--- start Quoted text ---

Seoul Incheon airport: terminal was maxed but terminal two open; an LCC terminal is needed
Seoul Incheon is rare in Asia for being a major airport that has built infrastructure ahead of demand. Incheon's terminal space was reaching its maximum, but the Jan-2018 opening of terminal two allows growth for existing runway capacity.
Incheon should perhaps consider a terminal dedicated for low cost airlines. LCCs account for 31% of Incheon's movements – an achievement more by circumstance than by design. Unlike neighbouring Japan, Korea's LCC sector flourished without explicit government policy or encouragement. While LCCs may want a terminal suitable to their needs, Incheon would need to consider diminished duty free revenue – a significant earner for the airports.
CAPA's LCCs in Northeast Asia Summit in Jun-2018 in Seoul, Korea, will explore this and other topics.
- Seoul Incheon handled 62.1 million passengers in 2017, putting a 100 million target in 2028/29 ahead of schedule.
- Runway capacity is available, but terminal space was constrained until the Jan-2018 opening of terminal 2.
- LCCs account for nearly one third of movements and could be better served from a dedicated LCC terminal.
Seoul Incheon Airport handled 62 million passengers in 2017, ahead of target
Seoul Incheon celebrated its 15th anniversary in 2016 and set a target of doubling annual passenger volumes to 100 million by 2030. At the time, the forecast would have resulted in 55.9 million passengers handled in 2017, but Incheon actually handled 62.1 million, putting the airport well ahead of its target.
Perhaps in the target there was some leeway towards marketing and the easy-to-understand "100 million by 2030" figure. Nonetheless, if Incheon continues with its previous growth rate – and not the new, faster growth – the airport will reach 100 million passengers earlier, in 2028 or 2029.
Seoul Incheon International Airport annual passenger traffic and forecast: 2003-2030F
Terminal 2 opened in Jan-2018, providing growth for all
In Jan-2018 Seoul Incheon opened its second terminal, terminal two, slightly behind schedule. Korean Air moved from terminal one to terminal two as the anchor airline, and Korean's SkyTeam partners Delta, Air France and KLM also moved. Other SkyTeam members, such as China Southern, remain at terminal one, as does Korea's second largest airline, Asiana.
Yet the move creates growth for all as terminal one was previously nearly at its maximum during peak hours. Airlines had struggled to add flights at peak times due to lack of terminal space, even though runway slots were available.
For further information on, and to register for, CAPA's North Asia LCC Summit to be held in Seoul on June, please see Register Now
Last year's event, in Osaka, was attended by 350 delegates, including 110 airline representatives
LCCs represent 31% of Incheon's movements
In Feb-2018 LCCs account for 31% of Incheon's aircraft movements, according to CAPA and OAG data. Incheon's third, fourth, fifth and sixth largest airlines by movements are all LCCs (local Korean LCCs). Its ninth largest operator, Air Seoul, is also an LCC.
Seoul Incheon aircraft movements by largest airlines: week commencing 19-Feb-2018
The great LCC terminal debate: costs
Korea's LCCs, and the presence of foreign LCCs, are growing in size but also in sophistication. They are maturing and feeling more comfortable challenging the status quo, where Korean Air and Asiana are "the establishment".

--- end Quoted text ---

▸ Requests:
1. Copy the Incheon airport article again, starting at "Perhaps in the" and ending at "2028 or 2029.", but swap "marketing" for "promotion".
2. Pick up the Incheon airport article after its final sentence and write what follows.

--- start Dataset excerpts ---

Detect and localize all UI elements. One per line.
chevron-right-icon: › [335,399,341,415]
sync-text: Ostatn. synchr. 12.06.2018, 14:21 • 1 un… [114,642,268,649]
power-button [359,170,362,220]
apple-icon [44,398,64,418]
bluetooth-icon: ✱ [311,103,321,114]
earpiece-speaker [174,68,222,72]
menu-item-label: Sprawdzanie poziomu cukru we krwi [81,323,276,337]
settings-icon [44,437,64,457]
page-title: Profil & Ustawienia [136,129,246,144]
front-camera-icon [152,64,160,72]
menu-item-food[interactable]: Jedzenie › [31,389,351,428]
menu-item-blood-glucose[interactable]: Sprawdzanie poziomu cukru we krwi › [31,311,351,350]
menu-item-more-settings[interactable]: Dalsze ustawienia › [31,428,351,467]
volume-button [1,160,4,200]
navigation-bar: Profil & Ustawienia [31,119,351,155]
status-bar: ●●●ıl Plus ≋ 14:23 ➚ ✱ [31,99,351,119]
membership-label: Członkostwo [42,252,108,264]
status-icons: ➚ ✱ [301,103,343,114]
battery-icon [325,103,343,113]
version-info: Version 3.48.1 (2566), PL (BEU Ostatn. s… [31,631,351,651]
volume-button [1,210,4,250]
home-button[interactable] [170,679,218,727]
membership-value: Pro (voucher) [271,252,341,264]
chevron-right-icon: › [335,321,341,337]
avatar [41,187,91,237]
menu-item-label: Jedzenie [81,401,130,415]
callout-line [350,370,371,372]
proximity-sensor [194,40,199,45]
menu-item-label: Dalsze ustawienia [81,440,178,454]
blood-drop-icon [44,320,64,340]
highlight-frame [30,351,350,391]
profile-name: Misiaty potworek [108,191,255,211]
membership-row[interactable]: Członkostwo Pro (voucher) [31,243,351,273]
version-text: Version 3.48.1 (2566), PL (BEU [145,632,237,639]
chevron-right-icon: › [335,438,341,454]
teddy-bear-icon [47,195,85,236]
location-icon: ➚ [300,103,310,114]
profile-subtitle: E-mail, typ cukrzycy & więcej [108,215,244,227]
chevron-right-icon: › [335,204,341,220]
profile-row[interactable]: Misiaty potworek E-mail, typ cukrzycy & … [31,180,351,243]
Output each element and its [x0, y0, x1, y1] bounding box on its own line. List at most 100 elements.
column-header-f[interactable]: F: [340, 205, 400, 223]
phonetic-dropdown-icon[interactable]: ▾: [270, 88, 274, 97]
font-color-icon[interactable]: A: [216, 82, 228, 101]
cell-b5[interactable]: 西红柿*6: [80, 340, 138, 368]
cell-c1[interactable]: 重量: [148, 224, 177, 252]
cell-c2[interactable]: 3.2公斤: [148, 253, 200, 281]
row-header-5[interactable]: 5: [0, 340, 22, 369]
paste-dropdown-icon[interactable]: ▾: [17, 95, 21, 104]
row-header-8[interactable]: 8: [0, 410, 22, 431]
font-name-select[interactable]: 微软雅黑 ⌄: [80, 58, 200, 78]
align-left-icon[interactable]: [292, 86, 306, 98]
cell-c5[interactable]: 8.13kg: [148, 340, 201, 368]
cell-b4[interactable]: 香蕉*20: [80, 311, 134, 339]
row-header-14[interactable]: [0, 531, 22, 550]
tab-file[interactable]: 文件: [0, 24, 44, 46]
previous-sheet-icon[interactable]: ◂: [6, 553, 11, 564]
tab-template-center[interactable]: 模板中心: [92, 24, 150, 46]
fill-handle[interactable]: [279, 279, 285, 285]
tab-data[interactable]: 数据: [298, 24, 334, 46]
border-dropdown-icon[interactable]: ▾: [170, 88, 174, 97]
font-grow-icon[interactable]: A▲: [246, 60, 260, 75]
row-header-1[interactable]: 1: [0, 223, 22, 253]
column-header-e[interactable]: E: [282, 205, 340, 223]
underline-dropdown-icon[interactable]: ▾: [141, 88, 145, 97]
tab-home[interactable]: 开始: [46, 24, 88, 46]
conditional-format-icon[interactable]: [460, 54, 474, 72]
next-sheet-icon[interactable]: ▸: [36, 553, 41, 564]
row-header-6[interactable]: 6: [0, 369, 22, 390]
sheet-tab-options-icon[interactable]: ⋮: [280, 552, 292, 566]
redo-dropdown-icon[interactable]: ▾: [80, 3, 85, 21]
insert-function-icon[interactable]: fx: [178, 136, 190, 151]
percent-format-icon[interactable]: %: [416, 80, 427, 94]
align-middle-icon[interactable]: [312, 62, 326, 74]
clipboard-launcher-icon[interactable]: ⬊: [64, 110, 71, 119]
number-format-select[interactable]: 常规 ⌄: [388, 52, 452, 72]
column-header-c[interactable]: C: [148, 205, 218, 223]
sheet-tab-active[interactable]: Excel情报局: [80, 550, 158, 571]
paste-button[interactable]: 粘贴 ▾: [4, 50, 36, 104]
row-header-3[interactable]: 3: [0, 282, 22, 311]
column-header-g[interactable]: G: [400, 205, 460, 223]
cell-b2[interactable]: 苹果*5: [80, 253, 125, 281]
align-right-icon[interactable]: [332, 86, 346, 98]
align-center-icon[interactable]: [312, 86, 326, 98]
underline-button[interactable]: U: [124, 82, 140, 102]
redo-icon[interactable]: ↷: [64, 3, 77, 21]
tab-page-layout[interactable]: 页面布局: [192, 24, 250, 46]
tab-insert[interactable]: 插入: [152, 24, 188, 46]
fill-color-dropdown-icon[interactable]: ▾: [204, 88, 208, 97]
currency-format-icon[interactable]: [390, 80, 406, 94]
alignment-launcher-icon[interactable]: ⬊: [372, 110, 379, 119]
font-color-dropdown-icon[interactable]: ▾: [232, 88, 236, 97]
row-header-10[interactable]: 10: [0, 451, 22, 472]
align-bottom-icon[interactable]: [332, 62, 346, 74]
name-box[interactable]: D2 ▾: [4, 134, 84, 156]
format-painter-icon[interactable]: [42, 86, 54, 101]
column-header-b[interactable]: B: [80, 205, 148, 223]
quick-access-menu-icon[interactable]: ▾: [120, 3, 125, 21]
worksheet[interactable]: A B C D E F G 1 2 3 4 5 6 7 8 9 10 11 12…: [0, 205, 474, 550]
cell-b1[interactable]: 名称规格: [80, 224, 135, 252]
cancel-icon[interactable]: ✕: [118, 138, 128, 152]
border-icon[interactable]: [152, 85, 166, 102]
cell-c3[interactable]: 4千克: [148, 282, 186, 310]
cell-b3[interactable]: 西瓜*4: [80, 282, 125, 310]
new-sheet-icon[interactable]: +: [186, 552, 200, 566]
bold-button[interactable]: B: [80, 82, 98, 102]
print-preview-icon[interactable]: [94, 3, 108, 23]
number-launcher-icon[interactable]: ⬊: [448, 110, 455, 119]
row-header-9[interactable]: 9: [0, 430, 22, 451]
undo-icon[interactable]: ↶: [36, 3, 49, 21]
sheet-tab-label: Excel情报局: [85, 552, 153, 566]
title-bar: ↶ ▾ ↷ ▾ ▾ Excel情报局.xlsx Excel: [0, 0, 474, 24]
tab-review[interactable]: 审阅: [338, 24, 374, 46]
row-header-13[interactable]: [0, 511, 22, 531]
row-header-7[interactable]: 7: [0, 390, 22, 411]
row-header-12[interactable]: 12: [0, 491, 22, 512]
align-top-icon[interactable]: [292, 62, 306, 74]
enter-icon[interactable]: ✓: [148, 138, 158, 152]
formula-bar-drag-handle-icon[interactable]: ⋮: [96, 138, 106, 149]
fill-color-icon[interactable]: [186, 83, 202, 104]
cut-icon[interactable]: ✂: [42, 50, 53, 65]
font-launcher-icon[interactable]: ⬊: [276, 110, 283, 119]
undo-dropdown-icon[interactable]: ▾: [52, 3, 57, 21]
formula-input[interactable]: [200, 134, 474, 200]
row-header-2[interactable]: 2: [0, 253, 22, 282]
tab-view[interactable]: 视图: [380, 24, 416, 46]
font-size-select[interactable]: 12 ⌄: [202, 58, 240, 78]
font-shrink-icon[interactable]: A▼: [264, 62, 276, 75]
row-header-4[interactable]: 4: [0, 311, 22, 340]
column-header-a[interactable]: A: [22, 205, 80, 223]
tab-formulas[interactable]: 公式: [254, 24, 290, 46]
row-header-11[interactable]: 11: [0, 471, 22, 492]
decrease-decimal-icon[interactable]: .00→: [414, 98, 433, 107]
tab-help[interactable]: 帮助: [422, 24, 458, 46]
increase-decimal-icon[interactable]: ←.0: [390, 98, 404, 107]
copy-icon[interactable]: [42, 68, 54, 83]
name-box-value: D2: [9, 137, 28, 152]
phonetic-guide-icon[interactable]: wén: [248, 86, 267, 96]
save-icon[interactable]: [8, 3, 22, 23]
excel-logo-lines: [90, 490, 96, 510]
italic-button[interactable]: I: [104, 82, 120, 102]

--- end Dataset excerpts ---

▸ The responses:
1.
Perhaps in the target there was some leeway towards promotion and the easy-to-understand "100 million by 2030" figure. Nonetheless, if Incheon continues with its previous growth rate – and not the new, faster growth – the airport will reach 100 million passengers earlier, in 2028 or 2029.

2.
Korea's LCC sector grew more by circumstances than by explicit design. It is impressive that Korea attained so many LCCs and with prolific size (over half of the domestic market), despite the fact Korea had no policies to support LCCs. In contrast, Japan's LCC sector emerged quickly due to government encouragement and policy changes.
The discussion now turns to what direct policy can be done to support LCCs and encourage the next phase of growth. LCCs would ideally like an LCC terminal at Incheon to help reduce their costs. LCCs are willing to have more simple facilities provided the cost reflects the offering. Incheon's various executives over the years have mooted an LCC terminal for the masterplan but nothing more concrete has come about.
IATA urges caution on LCC terminals
So our thinking of the future should not just be about new construction—we also need to look carefully at maximizing current capacity. I have some concerns.
First is the trend to build dedicated “low cost” terminals. Kansai and Narita have one each. And I understand that Chubu is considering building one as well. I think that it is fair to say that all airlines want the lowest costs possible for their operations—of course while keeping up quality standards. So before building dedicated infrastructure for low cost airlines, it is prudent to make sure that the existing terminal infrastructure is used to its fullest. And to make sure there is a long term commitment from the users of these terminals before you spend money to build them!
What is unusual in his remarks is that most would say Kansai and Narita did not have the space – let alone cost environment – to accommodate the size of low cost operations that they have today. Narita's LCCT was saturated ahead of schedule, and some airlines could not operate out of the LCCT. Some LCCs, such as HK Express and Peach, actively chose not to operate out of the LCCT.
Some airlines give little weight to IATA's view on LCCTs, believing IATA – as an association that mostly, but not exclusively, represents full service airlines – is biased towards the needs of full service airlines and is holding back developments that would benefit LCCs.
LCC passengers' expectations, compared with full service passengers
There is no shortage of examples to hold up as the success stories of LCC terminals. Yet most are in Europe. While some airports and developers in Asia believe that eventually there will be a need for LCCTs under certain circumstances, they are concerned that in the current environment LCC passengers have largely the same expectations as full service airlines, and thus would not respond well to an LCC terminal.
The counterargument is that passengers need conditioning, and to have their expectations managed.
Partnerships with Korea's LCCS are small in number, but growing. These partnerships are among other LCCs (such as in Value and U-FLY alliances) and also between LCCs and full service airlines, either as independent relations (Jeju Air interlines with United) or because of common shareholding (Jin Air/Korean Air, Air Seoul/Asiana). A benefit of the LCCTs is that they can facilitate connections.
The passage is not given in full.